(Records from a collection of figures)
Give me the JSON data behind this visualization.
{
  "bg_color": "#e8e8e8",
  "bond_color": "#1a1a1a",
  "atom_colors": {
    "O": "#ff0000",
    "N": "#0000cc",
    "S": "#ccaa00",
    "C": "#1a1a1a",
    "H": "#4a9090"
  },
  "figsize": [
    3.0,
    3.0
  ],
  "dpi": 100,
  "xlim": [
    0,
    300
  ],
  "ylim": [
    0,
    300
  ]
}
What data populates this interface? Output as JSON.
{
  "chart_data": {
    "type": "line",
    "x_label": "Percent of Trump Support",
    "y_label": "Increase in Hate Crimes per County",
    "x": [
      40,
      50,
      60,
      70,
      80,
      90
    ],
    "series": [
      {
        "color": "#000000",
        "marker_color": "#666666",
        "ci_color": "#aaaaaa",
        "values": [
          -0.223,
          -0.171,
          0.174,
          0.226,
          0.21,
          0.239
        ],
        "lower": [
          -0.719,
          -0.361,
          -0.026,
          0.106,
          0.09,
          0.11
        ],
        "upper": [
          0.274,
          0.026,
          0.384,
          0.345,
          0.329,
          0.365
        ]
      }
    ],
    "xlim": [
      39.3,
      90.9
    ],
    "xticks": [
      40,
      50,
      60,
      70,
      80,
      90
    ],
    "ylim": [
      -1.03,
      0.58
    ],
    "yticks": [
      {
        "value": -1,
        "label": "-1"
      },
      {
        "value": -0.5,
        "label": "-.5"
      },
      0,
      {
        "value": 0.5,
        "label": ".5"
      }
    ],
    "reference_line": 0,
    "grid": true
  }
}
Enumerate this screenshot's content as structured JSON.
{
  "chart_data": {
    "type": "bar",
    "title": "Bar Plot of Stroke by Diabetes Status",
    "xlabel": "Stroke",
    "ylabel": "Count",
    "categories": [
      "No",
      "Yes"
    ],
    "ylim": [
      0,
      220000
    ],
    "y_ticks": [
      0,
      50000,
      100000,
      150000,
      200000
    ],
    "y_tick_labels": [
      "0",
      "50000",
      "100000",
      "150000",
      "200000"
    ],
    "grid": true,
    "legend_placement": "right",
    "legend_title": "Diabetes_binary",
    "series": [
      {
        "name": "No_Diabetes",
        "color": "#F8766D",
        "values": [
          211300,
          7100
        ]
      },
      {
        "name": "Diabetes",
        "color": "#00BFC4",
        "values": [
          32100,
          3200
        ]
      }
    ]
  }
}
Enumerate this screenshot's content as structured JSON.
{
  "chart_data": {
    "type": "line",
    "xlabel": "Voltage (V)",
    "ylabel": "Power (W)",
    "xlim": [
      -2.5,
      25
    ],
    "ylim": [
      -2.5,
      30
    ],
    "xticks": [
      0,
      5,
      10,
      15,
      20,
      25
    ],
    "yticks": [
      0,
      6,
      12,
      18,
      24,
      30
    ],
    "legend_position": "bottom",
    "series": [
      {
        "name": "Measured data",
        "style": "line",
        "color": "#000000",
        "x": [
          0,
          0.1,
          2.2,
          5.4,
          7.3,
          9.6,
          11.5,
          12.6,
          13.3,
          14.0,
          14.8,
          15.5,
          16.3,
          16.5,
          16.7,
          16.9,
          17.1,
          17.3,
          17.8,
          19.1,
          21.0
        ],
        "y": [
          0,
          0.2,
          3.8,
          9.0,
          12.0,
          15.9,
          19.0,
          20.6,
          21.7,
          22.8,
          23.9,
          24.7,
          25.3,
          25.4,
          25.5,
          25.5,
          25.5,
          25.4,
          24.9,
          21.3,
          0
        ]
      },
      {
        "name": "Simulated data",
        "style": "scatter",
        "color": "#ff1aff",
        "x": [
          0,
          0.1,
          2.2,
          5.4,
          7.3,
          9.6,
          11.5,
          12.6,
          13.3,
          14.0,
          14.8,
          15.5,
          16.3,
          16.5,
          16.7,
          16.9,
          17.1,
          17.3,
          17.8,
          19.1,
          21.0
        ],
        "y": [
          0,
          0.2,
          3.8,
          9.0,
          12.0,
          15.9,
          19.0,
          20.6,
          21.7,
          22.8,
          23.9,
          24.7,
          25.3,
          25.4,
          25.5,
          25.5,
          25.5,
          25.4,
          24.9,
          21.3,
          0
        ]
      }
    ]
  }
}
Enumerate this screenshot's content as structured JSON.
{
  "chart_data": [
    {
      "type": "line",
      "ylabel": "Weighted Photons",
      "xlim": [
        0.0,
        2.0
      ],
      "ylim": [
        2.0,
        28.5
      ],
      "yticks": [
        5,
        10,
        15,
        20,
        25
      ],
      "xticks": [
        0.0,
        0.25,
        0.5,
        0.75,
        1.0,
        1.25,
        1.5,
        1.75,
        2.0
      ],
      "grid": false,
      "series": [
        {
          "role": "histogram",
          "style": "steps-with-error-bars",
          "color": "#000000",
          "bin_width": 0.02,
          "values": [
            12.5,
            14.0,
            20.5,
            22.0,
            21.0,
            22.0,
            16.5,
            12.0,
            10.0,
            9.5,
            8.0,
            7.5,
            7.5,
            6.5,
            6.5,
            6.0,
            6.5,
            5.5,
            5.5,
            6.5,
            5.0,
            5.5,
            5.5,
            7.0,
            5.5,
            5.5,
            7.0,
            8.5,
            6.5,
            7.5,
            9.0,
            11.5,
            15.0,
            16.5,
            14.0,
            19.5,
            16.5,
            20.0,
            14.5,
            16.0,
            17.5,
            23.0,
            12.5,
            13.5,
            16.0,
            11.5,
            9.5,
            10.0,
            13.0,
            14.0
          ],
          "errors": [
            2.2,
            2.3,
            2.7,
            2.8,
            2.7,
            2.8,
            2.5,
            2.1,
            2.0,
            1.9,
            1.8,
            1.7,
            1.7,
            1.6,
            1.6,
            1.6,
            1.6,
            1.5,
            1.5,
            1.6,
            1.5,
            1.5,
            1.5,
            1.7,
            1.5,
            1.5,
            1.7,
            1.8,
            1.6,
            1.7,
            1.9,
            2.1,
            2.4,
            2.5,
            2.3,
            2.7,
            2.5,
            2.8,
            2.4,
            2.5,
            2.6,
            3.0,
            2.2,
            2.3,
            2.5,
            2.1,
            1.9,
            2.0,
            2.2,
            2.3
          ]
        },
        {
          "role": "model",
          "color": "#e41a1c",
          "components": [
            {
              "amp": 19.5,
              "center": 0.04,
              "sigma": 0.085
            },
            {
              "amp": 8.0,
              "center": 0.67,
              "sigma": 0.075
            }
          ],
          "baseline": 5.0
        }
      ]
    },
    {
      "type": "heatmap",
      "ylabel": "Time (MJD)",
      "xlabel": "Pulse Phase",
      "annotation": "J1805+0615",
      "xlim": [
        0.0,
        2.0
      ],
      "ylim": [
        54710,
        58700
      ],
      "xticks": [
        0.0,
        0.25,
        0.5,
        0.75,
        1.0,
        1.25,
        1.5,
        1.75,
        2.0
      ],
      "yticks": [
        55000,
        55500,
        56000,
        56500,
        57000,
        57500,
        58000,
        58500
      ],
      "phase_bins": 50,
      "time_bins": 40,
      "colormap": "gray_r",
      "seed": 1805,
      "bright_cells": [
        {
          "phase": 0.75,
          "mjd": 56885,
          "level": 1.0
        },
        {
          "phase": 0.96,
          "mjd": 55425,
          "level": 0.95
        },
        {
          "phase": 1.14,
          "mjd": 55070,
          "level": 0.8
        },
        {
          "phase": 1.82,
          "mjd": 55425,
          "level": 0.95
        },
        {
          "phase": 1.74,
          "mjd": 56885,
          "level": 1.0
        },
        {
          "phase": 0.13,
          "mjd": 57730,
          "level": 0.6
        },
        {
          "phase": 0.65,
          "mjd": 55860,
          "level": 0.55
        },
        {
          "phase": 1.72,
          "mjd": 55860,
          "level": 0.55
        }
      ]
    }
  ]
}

## Short exercise
Write the entire listing out again, word for word.

## Solution to the exercise
Give me the JSON data behind this visualization.
{
  "bg_color": "#e8e8e8",
  "bond_color": "#1a1a1a",
  "atom_colors": {
    "O": "#ff0000",
    "N": "#0000cc",
    "S": "#ccaa00",
    "C": "#1a1a1a",
    "H": "#4a9090"
  },
  "figsize": [
    3.0,
    3.0
  ],
  "dpi": 100,
  "xlim": [
    0,
    300
  ],
  "ylim": [
    0,
    300
  ]
}
What data populates this interface? Output as JSON.
{
  "chart_data": {
    "type": "line",
    "x_label": "Percent of Trump Support",
    "y_label": "Increase in Hate Crimes per County",
    "x": [
      40,
      50,
      60,
      70,
      80,
      90
    ],
    "series": [
      {
        "color": "#000000",
        "marker_color": "#666666",
        "ci_color": "#aaaaaa",
        "values": [
          -0.223,
          -0.171,
          0.174,
          0.226,
          0.21,
          0.239
        ],
        "lower": [
          -0.719,
          -0.361,
          -0.026,
          0.106,
          0.09,
          0.11
        ],
        "upper": [
          0.274,
          0.026,
          0.384,
          0.345,
          0.329,
          0.365
        ]
      }
    ],
    "xlim": [
      39.3,
      90.9
    ],
    "xticks": [
      40,
      50,
      60,
      70,
      80,
      90
    ],
    "ylim": [
      -1.03,
      0.58
    ],
    "yticks": [
      {
        "value": -1,
        "label": "-1"
      },
      {
        "value": -0.5,
        "label": "-.5"
      },
      0,
      {
        "value": 0.5,
        "label": ".5"
      }
    ],
    "reference_line": 0,
    "grid": true
  }
}
Enumerate this screenshot's content as structured JSON.
{
  "chart_data": {
    "type": "bar",
    "title": "Bar Plot of Stroke by Diabetes Status",
    "xlabel": "Stroke",
    "ylabel": "Count",
    "categories": [
      "No",
      "Yes"
    ],
    "ylim": [
      0,
      220000
    ],
    "y_ticks": [
      0,
      50000,
      100000,
      150000,
      200000
    ],
    "y_tick_labels": [
      "0",
      "50000",
      "100000",
      "150000",
      "200000"
    ],
    "grid": true,
    "legend_placement": "right",
    "legend_title": "Diabetes_binary",
    "series": [
      {
        "name": "No_Diabetes",
        "color": "#F8766D",
        "values": [
          211300,
          7100
        ]
      },
      {
        "name": "Diabetes",
        "color": "#00BFC4",
        "values": [
          32100,
          3200
        ]
      }
    ]
  }
}
Enumerate this screenshot's content as structured JSON.
{
  "chart_data": {
    "type": "line",
    "xlabel": "Voltage (V)",
    "ylabel": "Power (W)",
    "xlim": [
      -2.5,
      25
    ],
    "ylim": [
      -2.5,
      30
    ],
    "xticks": [
      0,
      5,
      10,
      15,
      20,
      25
    ],
    "yticks": [
      0,
      6,
      12,
      18,
      24,
      30
    ],
    "legend_position": "bottom",
    "series": [
      {
        "name": "Measured data",
        "style": "line",
        "color": "#000000",
        "x": [
          0,
          0.1,
          2.2,
          5.4,
          7.3,
          9.6,
          11.5,
          12.6,
          13.3,
          14.0,
          14.8,
          15.5,
          16.3,
          16.5,
          16.7,
          16.9,
          17.1,
          17.3,
          17.8,
          19.1,
          21.0
        ],
        "y": [
          0,
          0.2,
          3.8,
          9.0,
          12.0,
          15.9,
          19.0,
          20.6,
          21.7,
          22.8,
          23.9,
          24.7,
          25.3,
          25.4,
          25.5,
          25.5,
          25.5,
          25.4,
          24.9,
          21.3,
          0
        ]
      },
      {
        "name": "Simulated data",
        "style": "scatter",
        "color": "#ff1aff",
        "x": [
          0,
          0.1,
          2.2,
          5.4,
          7.3,
          9.6,
          11.5,
          12.6,
          13.3,
          14.0,
          14.8,
          15.5,
          16.3,
          16.5,
          16.7,
          16.9,
          17.1,
          17.3,
          17.8,
          19.1,
          21.0
        ],
        "y": [
          0,
          0.2,
          3.8,
          9.0,
          12.0,
          15.9,
          19.0,
          20.6,
          21.7,
          22.8,
          23.9,
          24.7,
          25.3,
          25.4,
          25.5,
          25.5,
          25.5,
          25.4,
          24.9,
          21.3,
          0
        ]
      }
    ]
  }
}
Enumerate this screenshot's content as structured JSON.
{
  "chart_data": [
    {
      "type": "line",
      "ylabel": "Weighted Photons",
      "xlim": [
        0.0,
        2.0
      ],
      "ylim": [
        2.0,
        28.5
      ],
      "yticks": [
        5,
        10,
        15,
        20,
        25
      ],
      "xticks": [
        0.0,
        0.25,
        0.5,
        0.75,
        1.0,
        1.25,
        1.5,
        1.75,
        2.0
      ],
      "grid": false,
      "series": [
        {
          "role": "histogram",
          "style": "steps-with-error-bars",
          "color": "#000000",
          "bin_width": 0.02,
          "values": [
            12.5,
            14.0,
            20.5,
            22.0,
            21.0,
            22.0,
            16.5,
            12.0,
            10.0,
            9.5,
            8.0,
            7.5,
            7.5,
            6.5,
            6.5,
            6.0,
            6.5,
            5.5,
            5.5,
            6.5,
            5.0,
            5.5,
            5.5,
            7.0,
            5.5,
            5.5,
            7.0,
            8.5,
            6.5,
            7.5,
            9.0,
            11.5,
            15.0,
            16.5,
            14.0,
            19.5,
            16.5,
            20.0,
            14.5,
            16.0,
            17.5,
            23.0,
            12.5,
            13.5,
            16.0,
            11.5,
            9.5,
            10.0,
            13.0,
            14.0
          ],
          "errors": [
            2.2,
            2.3,
            2.7,
            2.8,
            2.7,
            2.8,
            2.5,
            2.1,
            2.0,
            1.9,
            1.8,
            1.7,
            1.7,
            1.6,
            1.6,
            1.6,
            1.6,
            1.5,
            1.5,
            1.6,
            1.5,
            1.5,
            1.5,
            1.7,
            1.5,
            1.5,
            1.7,
            1.8,
            1.6,
            1.7,
            1.9,
            2.1,
            2.4,
            2.5,
            2.3,
            2.7,
            2.5,
            2.8,
            2.4,
            2.5,
            2.6,
            3.0,
            2.2,
            2.3,
            2.5,
            2.1,
            1.9,
            2.0,
            2.2,
            2.3
          ]
        },
        {
          "role": "model",
          "color": "#e41a1c",
          "components": [
            {
              "amp": 19.5,
              "center": 0.04,
              "sigma": 0.085
            },
            {
              "amp": 8.0,
              "center": 0.67,
              "sigma": 0.075
            }
          ],
          "baseline": 5.0
        }
      ]
    },
    {
      "type": "heatmap",
      "ylabel": "Time (MJD)",
      "xlabel": "Pulse Phase",
      "annotation": "J1805+0615",
      "xlim": [
        0.0,
        2.0
      ],
      "ylim": [
        54710,
        58700
      ],
      "xticks": [
        0.0,
        0.25,
        0.5,
        0.75,
        1.0,
        1.25,
        1.5,
        1.75,
        2.0
      ],
      "yticks": [
        55000,
        55500,
        56000,
        56500,
        57000,
        57500,
        58000,
        58500
      ],
      "phase_bins": 50,
      "time_bins": 40,
      "colormap": "gray_r",
      "seed": 1805,
      "bright_cells": [
        {
          "phase": 0.75,
          "mjd": 56885,
          "level": 1.0
        },
        {
          "phase": 0.96,
          "mjd": 55425,
          "level": 0.95
        },
        {
          "phase": 1.14,
          "mjd": 55070,
          "level": 0.8
        },
        {
          "phase": 1.82,
          "mjd": 55425,
          "level": 0.95
        },
        {
          "phase": 1.74,
          "mjd": 56885,
          "level": 1.0
        },
        {
          "phase": 0.13,
          "mjd": 57730,
          "level": 0.6
        },
        {
          "phase": 0.65,
          "mjd": 55860,
          "level": 0.55
        },
        {
          "phase": 1.72,
          "mjd": 55860,
          "level": 0.55
        }
      ]
    }
  ]
}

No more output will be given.